**DATA EXCERPTS:**
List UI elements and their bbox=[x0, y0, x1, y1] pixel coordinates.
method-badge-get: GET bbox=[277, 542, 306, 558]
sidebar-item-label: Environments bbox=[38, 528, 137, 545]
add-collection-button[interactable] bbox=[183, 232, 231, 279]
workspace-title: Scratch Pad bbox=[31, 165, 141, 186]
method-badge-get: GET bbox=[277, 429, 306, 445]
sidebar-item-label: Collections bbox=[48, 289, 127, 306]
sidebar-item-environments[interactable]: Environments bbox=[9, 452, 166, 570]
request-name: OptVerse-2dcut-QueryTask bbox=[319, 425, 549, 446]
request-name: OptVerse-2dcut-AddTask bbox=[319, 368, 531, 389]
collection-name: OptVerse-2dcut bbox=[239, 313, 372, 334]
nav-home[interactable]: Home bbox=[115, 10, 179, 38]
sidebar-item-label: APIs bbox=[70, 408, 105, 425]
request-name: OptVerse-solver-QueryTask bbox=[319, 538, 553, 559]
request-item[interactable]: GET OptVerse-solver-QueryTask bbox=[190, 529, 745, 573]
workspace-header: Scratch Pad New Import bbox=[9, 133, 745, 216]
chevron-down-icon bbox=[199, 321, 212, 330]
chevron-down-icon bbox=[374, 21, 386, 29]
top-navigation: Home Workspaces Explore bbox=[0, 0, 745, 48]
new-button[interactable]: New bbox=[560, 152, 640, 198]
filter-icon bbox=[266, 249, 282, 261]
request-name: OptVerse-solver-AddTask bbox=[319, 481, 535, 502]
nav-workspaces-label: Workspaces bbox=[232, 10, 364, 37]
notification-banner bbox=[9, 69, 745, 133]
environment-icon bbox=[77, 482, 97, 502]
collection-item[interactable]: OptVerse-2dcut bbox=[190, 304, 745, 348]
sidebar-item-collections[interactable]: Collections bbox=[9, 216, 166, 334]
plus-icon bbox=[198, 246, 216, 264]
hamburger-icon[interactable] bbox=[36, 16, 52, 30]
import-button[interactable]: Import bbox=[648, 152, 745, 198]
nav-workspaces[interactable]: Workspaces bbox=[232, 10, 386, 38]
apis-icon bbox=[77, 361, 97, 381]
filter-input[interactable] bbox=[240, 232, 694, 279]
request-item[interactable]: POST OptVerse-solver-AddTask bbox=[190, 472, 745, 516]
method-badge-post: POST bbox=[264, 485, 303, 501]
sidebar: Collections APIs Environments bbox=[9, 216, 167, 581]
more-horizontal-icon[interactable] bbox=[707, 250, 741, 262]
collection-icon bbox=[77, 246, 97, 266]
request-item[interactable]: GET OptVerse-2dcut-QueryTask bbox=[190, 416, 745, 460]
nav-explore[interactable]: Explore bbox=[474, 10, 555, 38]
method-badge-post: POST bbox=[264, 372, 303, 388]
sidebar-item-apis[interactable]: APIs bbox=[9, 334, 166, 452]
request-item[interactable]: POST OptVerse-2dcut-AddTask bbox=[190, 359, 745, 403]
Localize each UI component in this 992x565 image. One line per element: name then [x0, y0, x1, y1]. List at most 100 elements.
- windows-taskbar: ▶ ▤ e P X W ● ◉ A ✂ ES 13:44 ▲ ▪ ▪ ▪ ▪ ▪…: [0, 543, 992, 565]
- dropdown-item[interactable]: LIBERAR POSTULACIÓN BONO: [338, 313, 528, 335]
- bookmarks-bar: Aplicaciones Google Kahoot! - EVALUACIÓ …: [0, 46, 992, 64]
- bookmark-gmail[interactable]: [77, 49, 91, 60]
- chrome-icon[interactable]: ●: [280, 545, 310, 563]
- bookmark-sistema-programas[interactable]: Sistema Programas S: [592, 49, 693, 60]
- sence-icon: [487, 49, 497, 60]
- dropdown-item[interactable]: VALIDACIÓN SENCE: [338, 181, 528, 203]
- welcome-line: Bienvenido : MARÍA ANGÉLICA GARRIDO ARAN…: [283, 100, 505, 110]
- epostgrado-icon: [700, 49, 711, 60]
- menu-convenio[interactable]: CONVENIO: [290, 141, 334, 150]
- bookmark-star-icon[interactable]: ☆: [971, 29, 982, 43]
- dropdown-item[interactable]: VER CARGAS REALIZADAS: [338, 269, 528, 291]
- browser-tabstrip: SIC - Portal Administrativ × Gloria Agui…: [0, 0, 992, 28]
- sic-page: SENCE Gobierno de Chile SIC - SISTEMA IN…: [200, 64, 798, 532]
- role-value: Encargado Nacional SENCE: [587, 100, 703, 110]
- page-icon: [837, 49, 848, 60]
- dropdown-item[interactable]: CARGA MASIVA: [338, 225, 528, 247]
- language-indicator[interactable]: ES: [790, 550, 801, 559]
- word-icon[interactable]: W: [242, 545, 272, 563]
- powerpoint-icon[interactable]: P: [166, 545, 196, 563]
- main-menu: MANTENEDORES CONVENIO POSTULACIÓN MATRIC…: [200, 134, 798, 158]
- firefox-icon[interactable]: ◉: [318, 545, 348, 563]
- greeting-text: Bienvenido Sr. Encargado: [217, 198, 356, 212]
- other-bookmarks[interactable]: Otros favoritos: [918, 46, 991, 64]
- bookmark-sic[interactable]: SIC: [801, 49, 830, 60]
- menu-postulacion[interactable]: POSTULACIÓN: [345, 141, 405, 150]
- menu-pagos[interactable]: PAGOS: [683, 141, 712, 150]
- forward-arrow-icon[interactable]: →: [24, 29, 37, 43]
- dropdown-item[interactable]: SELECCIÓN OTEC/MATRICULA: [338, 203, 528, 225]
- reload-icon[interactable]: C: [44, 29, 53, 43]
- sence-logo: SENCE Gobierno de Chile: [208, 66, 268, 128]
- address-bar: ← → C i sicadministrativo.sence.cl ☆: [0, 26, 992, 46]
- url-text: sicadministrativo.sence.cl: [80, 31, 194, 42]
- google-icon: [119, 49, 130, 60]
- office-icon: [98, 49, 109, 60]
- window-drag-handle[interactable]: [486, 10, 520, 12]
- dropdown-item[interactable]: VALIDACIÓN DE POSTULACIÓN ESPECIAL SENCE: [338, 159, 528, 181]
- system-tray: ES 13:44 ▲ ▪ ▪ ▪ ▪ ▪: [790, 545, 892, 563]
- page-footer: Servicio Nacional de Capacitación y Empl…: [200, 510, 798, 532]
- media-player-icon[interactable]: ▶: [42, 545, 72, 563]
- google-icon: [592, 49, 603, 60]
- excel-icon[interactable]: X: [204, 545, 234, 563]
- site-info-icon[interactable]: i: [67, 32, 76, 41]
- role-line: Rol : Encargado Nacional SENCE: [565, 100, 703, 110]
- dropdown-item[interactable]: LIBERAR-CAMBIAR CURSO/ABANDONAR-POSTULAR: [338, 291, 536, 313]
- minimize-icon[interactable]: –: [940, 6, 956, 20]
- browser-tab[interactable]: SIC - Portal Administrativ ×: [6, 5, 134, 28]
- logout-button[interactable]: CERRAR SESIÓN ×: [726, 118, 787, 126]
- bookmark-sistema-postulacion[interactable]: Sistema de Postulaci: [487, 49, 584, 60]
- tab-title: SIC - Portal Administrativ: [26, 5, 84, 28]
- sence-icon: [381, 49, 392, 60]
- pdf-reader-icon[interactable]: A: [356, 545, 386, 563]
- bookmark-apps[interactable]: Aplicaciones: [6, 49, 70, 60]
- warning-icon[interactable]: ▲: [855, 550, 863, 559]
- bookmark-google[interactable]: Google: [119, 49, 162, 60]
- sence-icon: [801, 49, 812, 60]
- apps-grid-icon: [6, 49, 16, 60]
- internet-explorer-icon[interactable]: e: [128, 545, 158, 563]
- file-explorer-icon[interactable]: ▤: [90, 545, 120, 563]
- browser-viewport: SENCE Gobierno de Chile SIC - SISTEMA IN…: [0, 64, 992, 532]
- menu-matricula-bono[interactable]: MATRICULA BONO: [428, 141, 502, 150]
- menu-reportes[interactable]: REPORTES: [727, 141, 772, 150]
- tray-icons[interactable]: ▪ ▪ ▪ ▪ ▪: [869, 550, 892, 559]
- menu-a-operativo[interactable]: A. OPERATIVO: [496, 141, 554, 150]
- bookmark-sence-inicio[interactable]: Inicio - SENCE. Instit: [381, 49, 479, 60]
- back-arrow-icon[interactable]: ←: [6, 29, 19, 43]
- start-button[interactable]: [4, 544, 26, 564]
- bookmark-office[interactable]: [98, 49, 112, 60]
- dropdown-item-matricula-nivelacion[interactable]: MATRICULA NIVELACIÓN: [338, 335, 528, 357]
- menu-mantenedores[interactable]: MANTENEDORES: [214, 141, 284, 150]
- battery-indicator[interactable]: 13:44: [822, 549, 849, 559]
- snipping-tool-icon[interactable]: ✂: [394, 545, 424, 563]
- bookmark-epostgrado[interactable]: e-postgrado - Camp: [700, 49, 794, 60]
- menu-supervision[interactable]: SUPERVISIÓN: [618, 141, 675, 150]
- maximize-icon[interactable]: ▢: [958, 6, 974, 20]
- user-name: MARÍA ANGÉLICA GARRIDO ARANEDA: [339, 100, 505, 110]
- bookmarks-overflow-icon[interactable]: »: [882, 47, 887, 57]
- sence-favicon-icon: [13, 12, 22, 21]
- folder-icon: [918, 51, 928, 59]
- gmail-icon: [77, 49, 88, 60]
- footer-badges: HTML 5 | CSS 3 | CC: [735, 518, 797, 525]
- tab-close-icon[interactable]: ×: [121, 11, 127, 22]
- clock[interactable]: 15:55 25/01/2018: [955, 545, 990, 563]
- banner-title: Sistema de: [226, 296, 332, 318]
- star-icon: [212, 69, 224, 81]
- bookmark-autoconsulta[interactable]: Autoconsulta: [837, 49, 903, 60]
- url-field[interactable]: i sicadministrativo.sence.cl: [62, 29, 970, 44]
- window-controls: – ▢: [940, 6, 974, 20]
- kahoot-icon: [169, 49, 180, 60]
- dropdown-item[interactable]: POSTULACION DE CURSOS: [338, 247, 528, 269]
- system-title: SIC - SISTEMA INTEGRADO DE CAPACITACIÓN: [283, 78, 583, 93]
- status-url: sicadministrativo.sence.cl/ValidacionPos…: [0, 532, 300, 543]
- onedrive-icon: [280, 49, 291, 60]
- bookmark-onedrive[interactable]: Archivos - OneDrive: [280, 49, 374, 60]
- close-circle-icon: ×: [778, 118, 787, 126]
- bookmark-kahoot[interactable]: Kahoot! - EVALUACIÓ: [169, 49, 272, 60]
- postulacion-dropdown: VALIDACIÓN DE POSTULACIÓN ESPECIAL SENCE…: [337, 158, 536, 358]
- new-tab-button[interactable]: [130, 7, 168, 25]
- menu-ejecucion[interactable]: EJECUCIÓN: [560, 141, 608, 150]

**TO DO:** Recast the material from its first line through the line containing "new-button[interactable]: New bbox=[560, 152, 640, 198]" as a numbered list, leaving out any blank lines.

**RESPONSE BELOW:**
1. List UI elements and their bbox=[x0, y0, x1, y1] pixel coordinates.
2. method-badge-get: GET bbox=[277, 542, 306, 558]
3. sidebar-item-label: Environments bbox=[38, 528, 137, 545]
4. add-collection-button[interactable] bbox=[183, 232, 231, 279]
5. workspace-title: Scratch Pad bbox=[31, 165, 141, 186]
6. method-badge-get: GET bbox=[277, 429, 306, 445]
7. sidebar-item-label: Collections bbox=[48, 289, 127, 306]
8. sidebar-item-environments[interactable]: Environments bbox=[9, 452, 166, 570]
9. request-name: OptVerse-2dcut-QueryTask bbox=[319, 425, 549, 446]
10. request-name: OptVerse-2dcut-AddTask bbox=[319, 368, 531, 389]
11. collection-name: OptVerse-2dcut bbox=[239, 313, 372, 334]
12. nav-home[interactable]: Home bbox=[115, 10, 179, 38]
13. sidebar-item-label: APIs bbox=[70, 408, 105, 425]
14. request-name: OptVerse-solver-QueryTask bbox=[319, 538, 553, 559]
15. request-item[interactable]: GET OptVerse-solver-QueryTask bbox=[190, 529, 745, 573]
16. workspace-header: Scratch Pad New Import bbox=[9, 133, 745, 216]
17. chevron-down-icon bbox=[199, 321, 212, 330]
18. chevron-down-icon bbox=[374, 21, 386, 29]
19. top-navigation: Home Workspaces Explore bbox=[0, 0, 745, 48]
20. new-button[interactable]: New bbox=[560, 152, 640, 198]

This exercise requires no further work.